**Task instructions:** Transcribe all the records exactly and omit any images they hold.

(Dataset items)
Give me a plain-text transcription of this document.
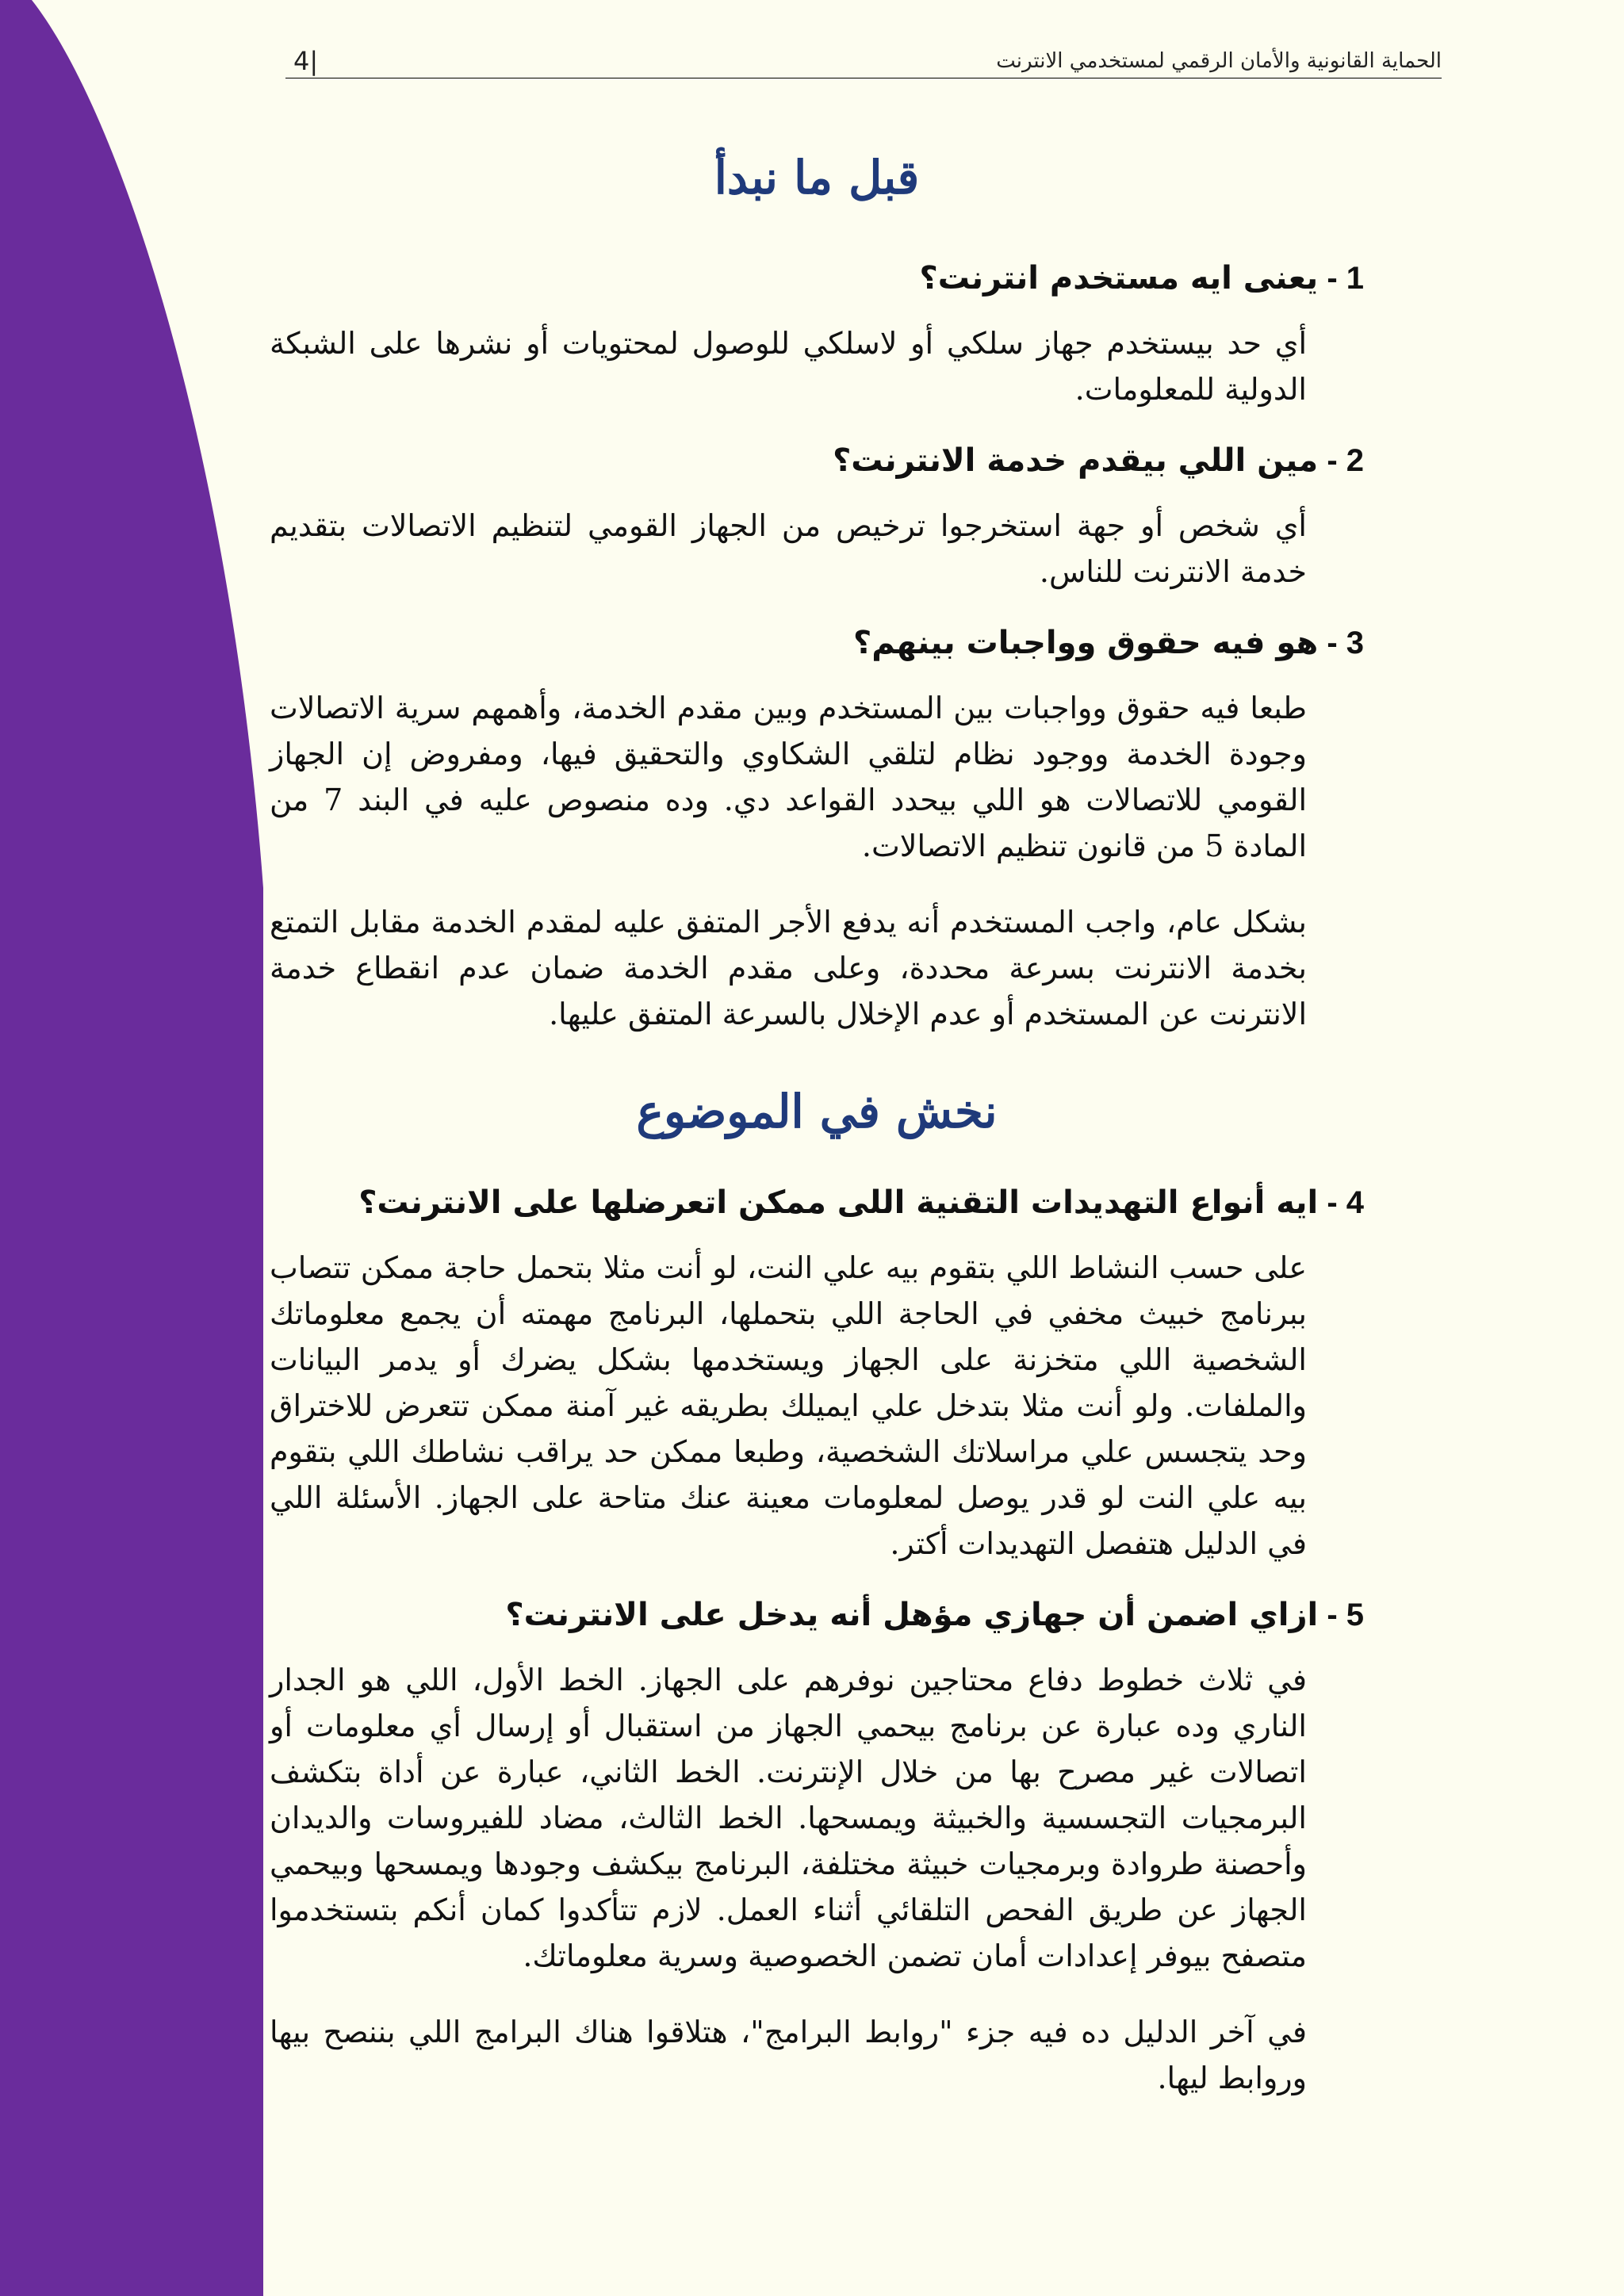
الحماية القانونية والأمان الرقمي لمستخدمي الانترنت
4|
قبل ما نبدأ
1 - يعنى ايه مستخدم انترنت؟

أي حد بيستخدم جهاز سلكي أو لاسلكي للوصول لمحتويات أو نشرها على الشبكة الدولية للمعلومات.

2 - مين اللي بيقدم خدمة الانترنت؟

أي شخص أو جهة استخرجوا ترخيص من الجهاز القومي لتنظيم الاتصالات بتقديم خدمة الانترنت للناس.

3 - هو فيه حقوق وواجبات بينهم؟

طبعا فيه حقوق وواجبات بين المستخدم وبين مقدم الخدمة، وأهمهم سرية الاتصالات وجودة الخدمة ووجود نظام لتلقي الشكاوي والتحقيق فيها، ومفروض إن الجهاز القومي للاتصالات هو اللي بيحدد القواعد دي. وده منصوص عليه في البند 7 من المادة 5 من قانون تنظيم الاتصالات.

بشكل عام، واجب المستخدم أنه يدفع الأجر المتفق عليه لمقدم الخدمة مقابل التمتع بخدمة الانترنت بسرعة محددة، وعلى مقدم الخدمة ضمان عدم انقطاع خدمة الانترنت عن المستخدم أو عدم الإخلال بالسرعة المتفق عليها.

نخش في الموضوع
4 - ايه أنواع التهديدات التقنية اللى ممكن اتعرضلها على الانترنت؟

على حسب النشاط اللي بتقوم بيه علي النت، لو أنت مثلا بتحمل حاجة ممكن تتصاب ببرنامج خبيث مخفي في الحاجة اللي بتحملها، البرنامج مهمته أن يجمع معلوماتك الشخصية اللي متخزنة على الجهاز ويستخدمها بشكل يضرك أو يدمر البيانات والملفات. ولو أنت مثلا بتدخل علي ايميلك بطريقه غير آمنة ممكن تتعرض للاختراق وحد يتجسس علي مراسلاتك الشخصية، وطبعا ممكن حد يراقب نشاطك اللي بتقوم بيه علي النت لو قدر يوصل لمعلومات معينة عنك متاحة على الجهاز. الأسئلة اللي في الدليل هتفصل التهديدات أكتر.

5 - ازاي اضمن أن جهازي مؤهل أنه يدخل على الانترنت؟

في ثلاث خطوط دفاع محتاجين نوفرهم على الجهاز. الخط الأول، اللي هو الجدار الناري وده عبارة عن برنامج بيحمي الجهاز من استقبال أو إرسال أي معلومات أو اتصالات غير مصرح بها من خلال الإنترنت. الخط الثاني، عبارة عن أداة بتكشف البرمجيات التجسسية والخبيثة ويمسحها. الخط الثالث، مضاد للفيروسات والديدان وأحصنة طروادة وبرمجيات خبيثة مختلفة، البرنامج بيكشف وجودها ويمسحها وبيحمي الجهاز عن طريق الفحص التلقائي أثناء العمل. لازم تتأكدوا كمان أنكم بتستخدموا متصفح بيوفر إعدادات أمان تضمن الخصوصية وسرية معلوماتك.

في آخر الدليل ده فيه جزء "روابط البرامج"، هتلاقوا هناك البرامج اللي بننصح بيها وروابط ليها.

**Solution to the exercise:**
Give me a plain-text transcription of this document.
الحماية القانونية والأمان الرقمي لمستخدمي الانترنت
4|
قبل ما نبدأ
1 - يعنى ايه مستخدم انترنت؟

أي حد بيستخدم جهاز سلكي أو لاسلكي للوصول لمحتويات أو نشرها على الشبكة الدولية للمعلومات.

2 - مين اللي بيقدم خدمة الانترنت؟

أي شخص أو جهة استخرجوا ترخيص من الجهاز القومي لتنظيم الاتصالات بتقديم خدمة الانترنت للناس.

3 - هو فيه حقوق وواجبات بينهم؟

طبعا فيه حقوق وواجبات بين المستخدم وبين مقدم الخدمة، وأهمهم سرية الاتصالات وجودة الخدمة ووجود نظام لتلقي الشكاوي والتحقيق فيها، ومفروض إن الجهاز القومي للاتصالات هو اللي بيحدد القواعد دي. وده منصوص عليه في البند 7 من المادة 5 من قانون تنظيم الاتصالات.

بشكل عام، واجب المستخدم أنه يدفع الأجر المتفق عليه لمقدم الخدمة مقابل التمتع بخدمة الانترنت بسرعة محددة، وعلى مقدم الخدمة ضمان عدم انقطاع خدمة الانترنت عن المستخدم أو عدم الإخلال بالسرعة المتفق عليها.

نخش في الموضوع
4 - ايه أنواع التهديدات التقنية اللى ممكن اتعرضلها على الانترنت؟

على حسب النشاط اللي بتقوم بيه علي النت، لو أنت مثلا بتحمل حاجة ممكن تتصاب ببرنامج خبيث مخفي في الحاجة اللي بتحملها، البرنامج مهمته أن يجمع معلوماتك الشخصية اللي متخزنة على الجهاز ويستخدمها بشكل يضرك أو يدمر البيانات والملفات. ولو أنت مثلا بتدخل علي ايميلك بطريقه غير آمنة ممكن تتعرض للاختراق وحد يتجسس علي مراسلاتك الشخصية، وطبعا ممكن حد يراقب نشاطك اللي بتقوم بيه علي النت لو قدر يوصل لمعلومات معينة عنك متاحة على الجهاز. الأسئلة اللي في الدليل هتفصل التهديدات أكتر.

5 - ازاي اضمن أن جهازي مؤهل أنه يدخل على الانترنت؟

في ثلاث خطوط دفاع محتاجين نوفرهم على الجهاز. الخط الأول، اللي هو الجدار الناري وده عبارة عن برنامج بيحمي الجهاز من استقبال أو إرسال أي معلومات أو اتصالات غير مصرح بها من خلال الإنترنت. الخط الثاني، عبارة عن أداة بتكشف البرمجيات التجسسية والخبيثة ويمسحها. الخط الثالث، مضاد للفيروسات والديدان وأحصنة طروادة وبرمجيات خبيثة مختلفة، البرنامج بيكشف وجودها ويمسحها وبيحمي الجهاز عن طريق الفحص التلقائي أثناء العمل. لازم تتأكدوا كمان أنكم بتستخدموا متصفح بيوفر إعدادات أمان تضمن الخصوصية وسرية معلوماتك.

في آخر الدليل ده فيه جزء "روابط البرامج"، هتلاقوا هناك البرامج اللي بننصح بيها وروابط ليها.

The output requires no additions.